• [Extracted entries]
Begin

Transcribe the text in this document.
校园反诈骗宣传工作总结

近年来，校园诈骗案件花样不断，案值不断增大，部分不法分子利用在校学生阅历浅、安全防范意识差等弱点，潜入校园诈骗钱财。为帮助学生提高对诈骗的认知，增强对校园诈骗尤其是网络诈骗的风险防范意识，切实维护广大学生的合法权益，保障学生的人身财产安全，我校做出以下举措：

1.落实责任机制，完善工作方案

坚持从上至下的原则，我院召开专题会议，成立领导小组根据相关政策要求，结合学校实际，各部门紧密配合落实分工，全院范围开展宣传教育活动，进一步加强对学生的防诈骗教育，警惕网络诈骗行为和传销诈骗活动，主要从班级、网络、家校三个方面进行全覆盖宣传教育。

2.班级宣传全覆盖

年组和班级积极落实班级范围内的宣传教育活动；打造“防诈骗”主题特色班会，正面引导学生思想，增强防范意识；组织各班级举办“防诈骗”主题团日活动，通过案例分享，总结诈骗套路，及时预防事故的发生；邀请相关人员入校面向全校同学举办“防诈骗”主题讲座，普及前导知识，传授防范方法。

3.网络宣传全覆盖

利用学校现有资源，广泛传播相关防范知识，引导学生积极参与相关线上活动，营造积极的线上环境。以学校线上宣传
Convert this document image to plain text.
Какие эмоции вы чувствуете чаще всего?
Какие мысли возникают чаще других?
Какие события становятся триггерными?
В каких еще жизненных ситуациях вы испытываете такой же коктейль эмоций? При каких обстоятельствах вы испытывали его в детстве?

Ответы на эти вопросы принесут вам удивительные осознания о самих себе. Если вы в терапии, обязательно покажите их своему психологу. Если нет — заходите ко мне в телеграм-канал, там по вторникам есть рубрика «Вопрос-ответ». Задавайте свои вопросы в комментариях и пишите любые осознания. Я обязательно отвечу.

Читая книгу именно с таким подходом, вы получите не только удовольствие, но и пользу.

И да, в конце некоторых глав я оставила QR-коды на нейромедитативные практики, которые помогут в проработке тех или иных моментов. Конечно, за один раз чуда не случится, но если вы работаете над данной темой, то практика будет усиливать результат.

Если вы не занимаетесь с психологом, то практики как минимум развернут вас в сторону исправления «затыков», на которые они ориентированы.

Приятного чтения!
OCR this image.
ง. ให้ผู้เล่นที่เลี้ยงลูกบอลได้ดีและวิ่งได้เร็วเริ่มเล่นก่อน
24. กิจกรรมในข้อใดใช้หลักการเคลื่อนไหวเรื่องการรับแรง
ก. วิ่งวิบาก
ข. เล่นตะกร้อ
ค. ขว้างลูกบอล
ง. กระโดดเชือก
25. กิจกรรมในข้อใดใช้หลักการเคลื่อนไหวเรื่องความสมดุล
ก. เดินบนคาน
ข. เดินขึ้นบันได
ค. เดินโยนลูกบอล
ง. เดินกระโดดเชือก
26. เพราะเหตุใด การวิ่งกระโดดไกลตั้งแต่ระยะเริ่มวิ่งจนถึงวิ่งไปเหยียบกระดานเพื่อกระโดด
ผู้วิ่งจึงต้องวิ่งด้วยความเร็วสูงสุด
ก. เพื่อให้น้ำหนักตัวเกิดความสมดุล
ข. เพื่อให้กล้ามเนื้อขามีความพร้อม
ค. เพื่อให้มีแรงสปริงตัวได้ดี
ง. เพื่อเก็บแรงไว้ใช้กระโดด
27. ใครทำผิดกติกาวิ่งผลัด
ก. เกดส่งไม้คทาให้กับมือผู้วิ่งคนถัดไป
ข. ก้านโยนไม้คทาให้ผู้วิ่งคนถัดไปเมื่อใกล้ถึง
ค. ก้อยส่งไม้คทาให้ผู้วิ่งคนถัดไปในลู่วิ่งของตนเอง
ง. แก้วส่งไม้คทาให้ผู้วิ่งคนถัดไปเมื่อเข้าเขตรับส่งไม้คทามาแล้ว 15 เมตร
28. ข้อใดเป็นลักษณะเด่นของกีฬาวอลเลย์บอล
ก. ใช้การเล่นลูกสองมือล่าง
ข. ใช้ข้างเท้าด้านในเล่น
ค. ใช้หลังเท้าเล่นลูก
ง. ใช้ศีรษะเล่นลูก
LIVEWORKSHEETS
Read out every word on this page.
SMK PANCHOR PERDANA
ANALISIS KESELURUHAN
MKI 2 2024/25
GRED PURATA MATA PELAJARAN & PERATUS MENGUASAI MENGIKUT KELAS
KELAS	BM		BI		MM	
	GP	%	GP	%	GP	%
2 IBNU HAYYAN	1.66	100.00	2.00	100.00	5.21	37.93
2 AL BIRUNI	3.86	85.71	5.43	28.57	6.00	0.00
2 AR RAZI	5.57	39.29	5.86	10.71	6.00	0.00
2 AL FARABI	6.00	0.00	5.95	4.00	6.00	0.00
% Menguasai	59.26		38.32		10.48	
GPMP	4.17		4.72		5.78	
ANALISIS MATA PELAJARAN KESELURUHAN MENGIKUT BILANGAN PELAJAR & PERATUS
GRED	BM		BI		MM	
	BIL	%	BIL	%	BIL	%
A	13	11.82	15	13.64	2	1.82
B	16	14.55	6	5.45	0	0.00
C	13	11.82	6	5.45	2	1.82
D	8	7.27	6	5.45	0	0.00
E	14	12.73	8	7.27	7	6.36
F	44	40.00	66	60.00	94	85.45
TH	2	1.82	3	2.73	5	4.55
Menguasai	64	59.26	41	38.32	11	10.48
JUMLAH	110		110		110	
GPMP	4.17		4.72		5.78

End

• [Prompt] Only lines with the word "практики" should be collected from the material.

• [Output of the exercise]
И да, в конце некоторых глав я оставила QR-коды на нейромедитативные практики, которые помогут в проработке тех или иных моментов. Конечно, за один раз чуда не случится, но если вы работаете над данной темой, то практика будет усиливать результат.
Если вы не занимаетесь с психологом, то практики как минимум развернут вас в сторону исправления «затыков», на которые они ориентированы.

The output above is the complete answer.